■ **Instructions to follow**
Only the lines holding the string "Sales" are needed. Copy each one.

■ **Source data**
>>>

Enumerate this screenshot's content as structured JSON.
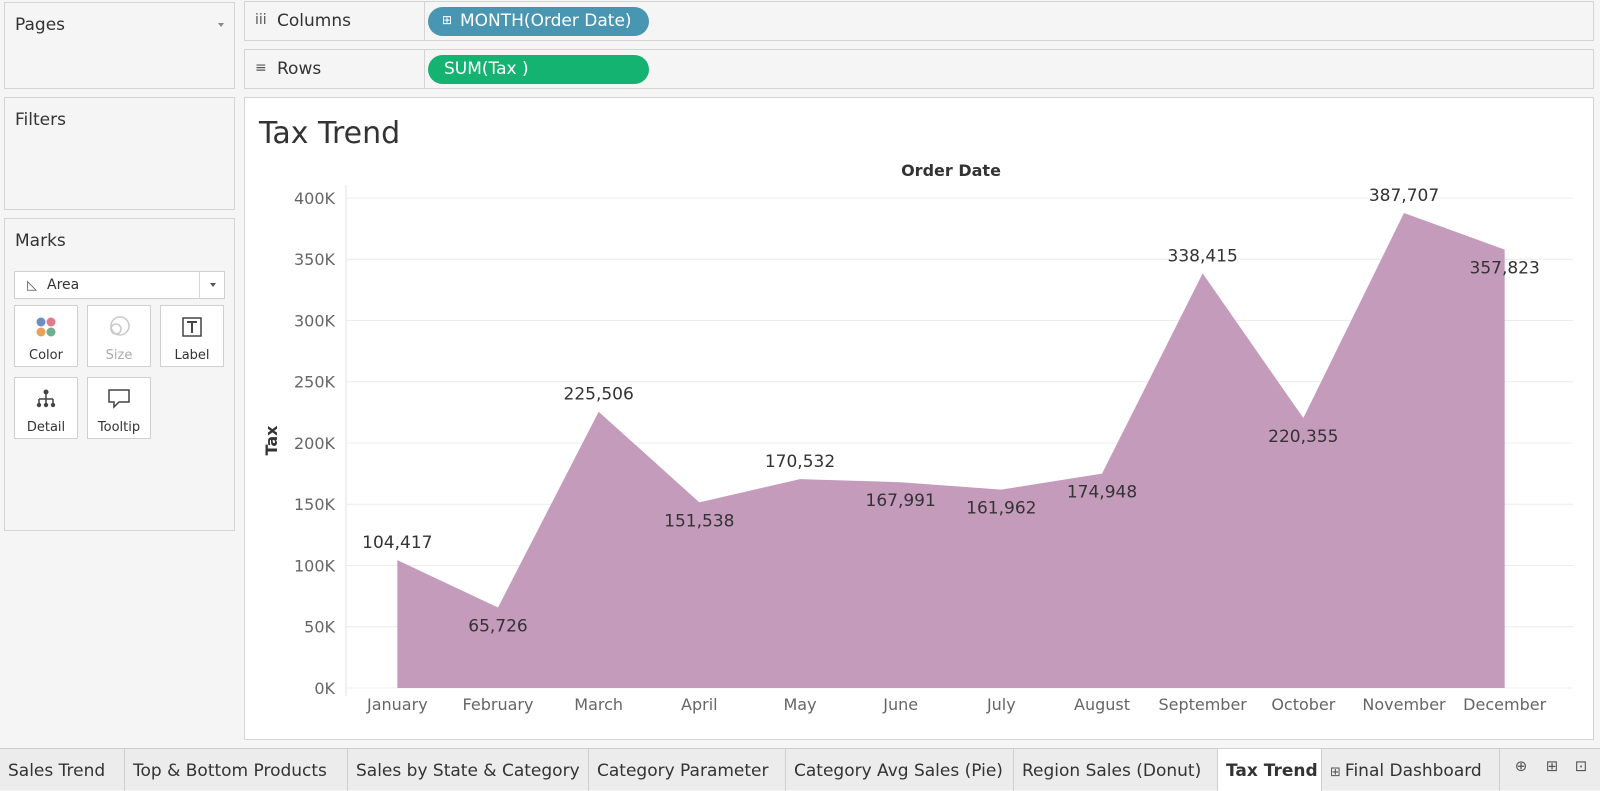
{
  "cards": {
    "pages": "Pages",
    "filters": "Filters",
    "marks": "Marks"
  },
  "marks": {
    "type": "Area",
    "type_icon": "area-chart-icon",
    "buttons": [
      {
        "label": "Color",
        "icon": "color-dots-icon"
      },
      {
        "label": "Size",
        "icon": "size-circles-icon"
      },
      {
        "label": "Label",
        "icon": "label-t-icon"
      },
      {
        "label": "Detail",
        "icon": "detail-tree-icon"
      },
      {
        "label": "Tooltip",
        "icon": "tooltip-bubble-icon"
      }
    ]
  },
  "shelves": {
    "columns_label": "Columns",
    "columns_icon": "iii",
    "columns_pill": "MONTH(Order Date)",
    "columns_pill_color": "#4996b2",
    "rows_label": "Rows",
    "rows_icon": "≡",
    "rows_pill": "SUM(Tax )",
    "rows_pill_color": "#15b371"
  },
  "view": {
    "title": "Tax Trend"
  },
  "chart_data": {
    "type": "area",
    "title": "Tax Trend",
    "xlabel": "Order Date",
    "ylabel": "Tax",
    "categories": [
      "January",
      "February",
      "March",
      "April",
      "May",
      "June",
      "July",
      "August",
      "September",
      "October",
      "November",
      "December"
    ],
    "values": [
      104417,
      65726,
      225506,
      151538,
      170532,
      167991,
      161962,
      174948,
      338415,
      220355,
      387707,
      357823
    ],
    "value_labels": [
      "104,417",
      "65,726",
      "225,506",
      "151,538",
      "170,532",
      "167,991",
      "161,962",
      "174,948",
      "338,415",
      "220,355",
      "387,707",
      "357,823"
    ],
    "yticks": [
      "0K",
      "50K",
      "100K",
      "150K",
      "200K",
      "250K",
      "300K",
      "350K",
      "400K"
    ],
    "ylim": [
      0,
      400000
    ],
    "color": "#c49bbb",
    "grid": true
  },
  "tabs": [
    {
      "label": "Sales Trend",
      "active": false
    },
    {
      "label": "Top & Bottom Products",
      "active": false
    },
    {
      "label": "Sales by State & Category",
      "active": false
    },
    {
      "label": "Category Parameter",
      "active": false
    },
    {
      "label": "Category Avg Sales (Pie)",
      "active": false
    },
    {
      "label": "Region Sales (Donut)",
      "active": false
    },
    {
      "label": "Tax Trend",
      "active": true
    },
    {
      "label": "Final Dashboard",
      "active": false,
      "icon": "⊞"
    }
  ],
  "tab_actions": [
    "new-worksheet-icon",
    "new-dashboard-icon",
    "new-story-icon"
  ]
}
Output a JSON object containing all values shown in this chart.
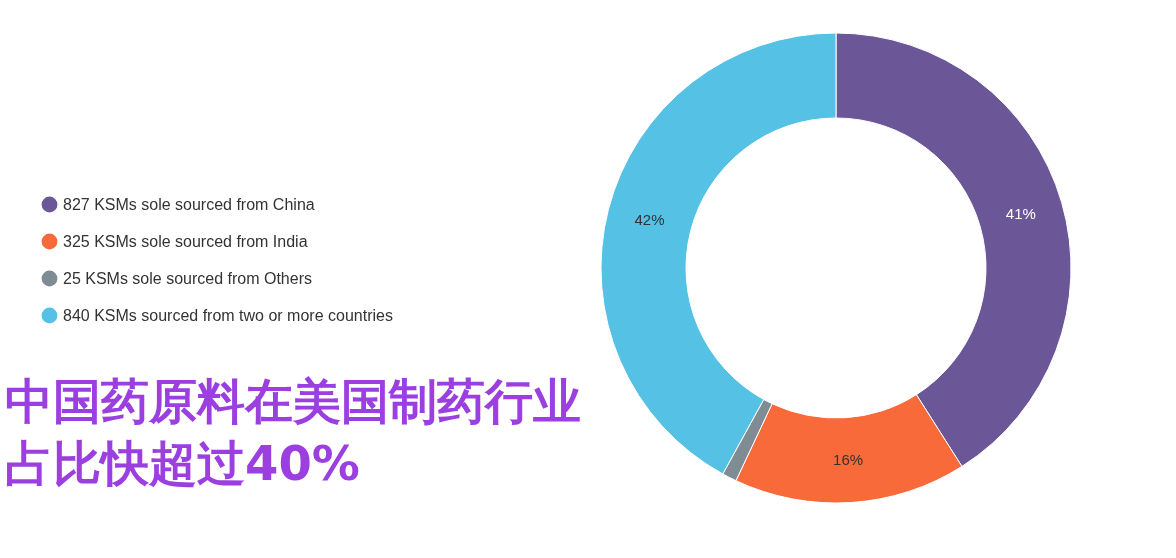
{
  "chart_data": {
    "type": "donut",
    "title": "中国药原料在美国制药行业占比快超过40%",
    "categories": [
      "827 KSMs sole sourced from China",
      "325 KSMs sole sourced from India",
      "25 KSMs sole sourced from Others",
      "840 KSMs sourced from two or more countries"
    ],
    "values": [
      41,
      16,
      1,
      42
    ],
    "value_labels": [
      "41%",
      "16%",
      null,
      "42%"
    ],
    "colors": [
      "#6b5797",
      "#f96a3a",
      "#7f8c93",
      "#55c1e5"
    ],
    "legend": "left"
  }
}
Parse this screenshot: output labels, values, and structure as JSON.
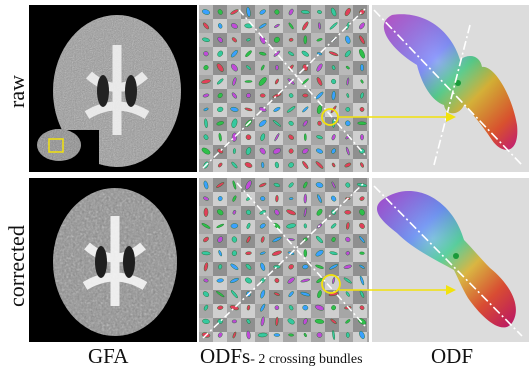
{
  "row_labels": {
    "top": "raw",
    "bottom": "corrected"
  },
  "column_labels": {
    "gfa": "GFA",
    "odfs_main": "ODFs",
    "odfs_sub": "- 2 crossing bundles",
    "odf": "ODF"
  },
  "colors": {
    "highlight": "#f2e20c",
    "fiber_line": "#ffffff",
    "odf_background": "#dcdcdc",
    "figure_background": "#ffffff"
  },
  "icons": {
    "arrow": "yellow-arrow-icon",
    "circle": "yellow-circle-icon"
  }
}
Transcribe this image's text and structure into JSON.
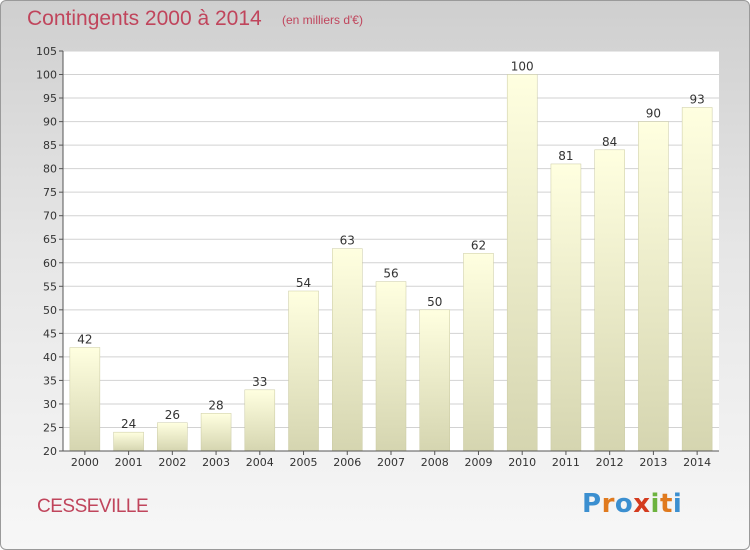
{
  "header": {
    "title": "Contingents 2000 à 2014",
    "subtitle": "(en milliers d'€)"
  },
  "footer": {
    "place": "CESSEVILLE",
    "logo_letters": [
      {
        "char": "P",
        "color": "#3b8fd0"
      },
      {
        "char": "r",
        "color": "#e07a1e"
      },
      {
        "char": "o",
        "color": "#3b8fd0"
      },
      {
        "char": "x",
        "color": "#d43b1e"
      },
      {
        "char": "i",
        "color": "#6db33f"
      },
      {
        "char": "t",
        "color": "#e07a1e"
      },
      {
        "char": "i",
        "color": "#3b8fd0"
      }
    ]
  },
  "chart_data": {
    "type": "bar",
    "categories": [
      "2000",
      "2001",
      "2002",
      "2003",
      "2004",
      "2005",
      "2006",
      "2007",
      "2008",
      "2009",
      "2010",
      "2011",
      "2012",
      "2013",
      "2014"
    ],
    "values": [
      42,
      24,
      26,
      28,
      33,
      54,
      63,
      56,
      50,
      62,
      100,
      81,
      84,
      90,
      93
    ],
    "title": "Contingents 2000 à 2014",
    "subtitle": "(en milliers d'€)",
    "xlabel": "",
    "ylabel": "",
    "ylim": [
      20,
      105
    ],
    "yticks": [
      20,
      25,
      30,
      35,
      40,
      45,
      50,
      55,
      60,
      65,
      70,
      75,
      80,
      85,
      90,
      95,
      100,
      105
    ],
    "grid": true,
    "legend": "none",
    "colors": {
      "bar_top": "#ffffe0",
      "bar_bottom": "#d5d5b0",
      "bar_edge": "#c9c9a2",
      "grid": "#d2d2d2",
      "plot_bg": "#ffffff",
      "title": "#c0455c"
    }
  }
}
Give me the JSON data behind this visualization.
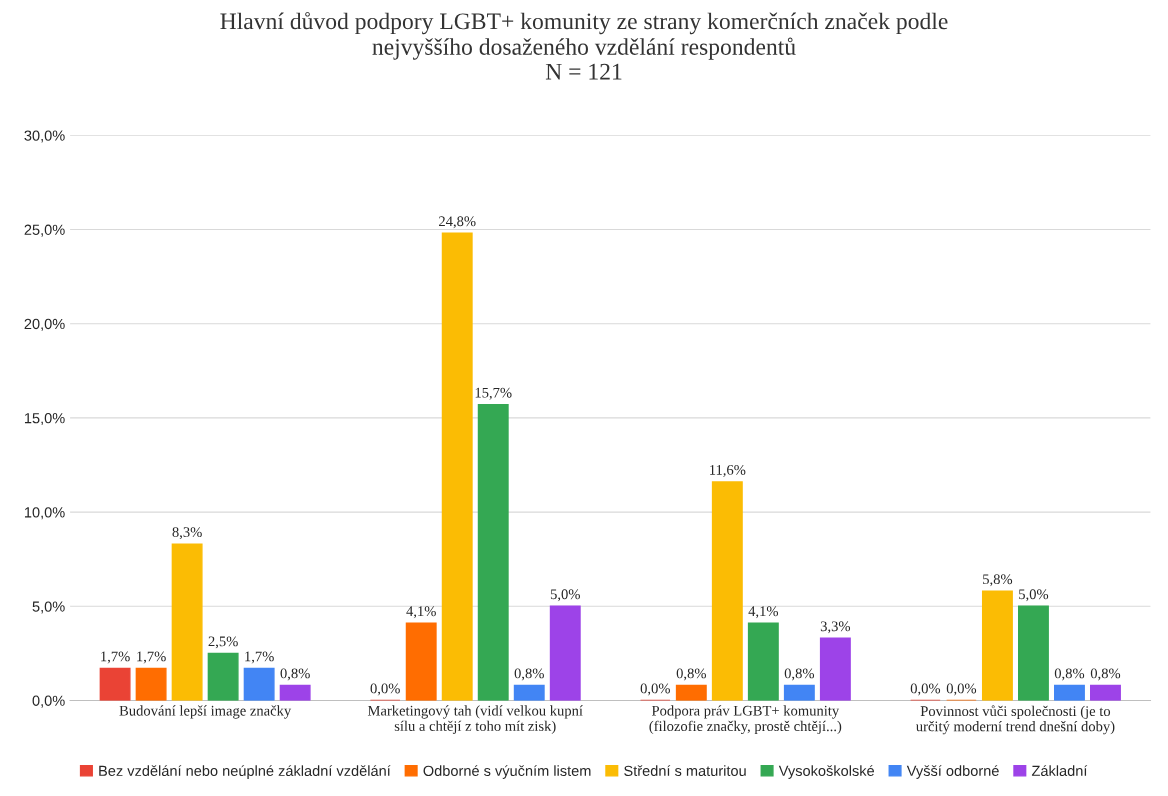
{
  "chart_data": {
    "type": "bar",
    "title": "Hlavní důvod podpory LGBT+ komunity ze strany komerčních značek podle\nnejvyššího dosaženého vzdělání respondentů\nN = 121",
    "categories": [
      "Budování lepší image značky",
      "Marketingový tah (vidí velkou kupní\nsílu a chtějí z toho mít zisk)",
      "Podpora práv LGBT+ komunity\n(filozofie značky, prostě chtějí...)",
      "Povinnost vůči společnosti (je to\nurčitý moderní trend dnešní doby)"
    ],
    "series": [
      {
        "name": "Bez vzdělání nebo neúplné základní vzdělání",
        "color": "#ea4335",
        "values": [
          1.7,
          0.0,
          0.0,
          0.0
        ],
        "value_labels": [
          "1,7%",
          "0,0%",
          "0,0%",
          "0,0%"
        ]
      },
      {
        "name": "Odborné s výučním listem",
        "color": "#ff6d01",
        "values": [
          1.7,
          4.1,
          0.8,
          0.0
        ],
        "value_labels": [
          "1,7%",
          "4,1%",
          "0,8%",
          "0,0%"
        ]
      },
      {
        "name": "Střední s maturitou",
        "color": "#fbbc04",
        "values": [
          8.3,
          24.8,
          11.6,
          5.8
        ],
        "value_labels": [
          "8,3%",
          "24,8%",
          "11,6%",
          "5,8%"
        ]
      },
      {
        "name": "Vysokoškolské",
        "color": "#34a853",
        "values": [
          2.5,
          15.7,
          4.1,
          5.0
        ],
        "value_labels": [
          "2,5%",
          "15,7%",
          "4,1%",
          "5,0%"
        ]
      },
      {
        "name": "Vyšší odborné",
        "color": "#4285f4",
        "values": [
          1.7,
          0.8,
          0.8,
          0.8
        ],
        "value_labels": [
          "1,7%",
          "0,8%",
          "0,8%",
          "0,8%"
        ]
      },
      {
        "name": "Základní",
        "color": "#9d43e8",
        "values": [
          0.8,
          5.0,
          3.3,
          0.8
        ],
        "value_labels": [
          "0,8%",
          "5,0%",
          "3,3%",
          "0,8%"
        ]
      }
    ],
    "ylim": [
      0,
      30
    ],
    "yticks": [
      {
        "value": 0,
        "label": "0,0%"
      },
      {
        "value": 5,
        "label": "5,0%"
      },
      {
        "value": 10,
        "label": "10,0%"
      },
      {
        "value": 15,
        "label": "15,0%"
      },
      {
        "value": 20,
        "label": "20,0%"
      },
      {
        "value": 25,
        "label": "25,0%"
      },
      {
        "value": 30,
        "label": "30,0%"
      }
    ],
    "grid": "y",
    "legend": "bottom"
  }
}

<<<

■ **Result for this exercise**
      "label": "Sales Trend",
      "label": "Sales by State & Category",
      "label": "Category Avg Sales (Pie)",
      "label": "Region Sales (Donut)",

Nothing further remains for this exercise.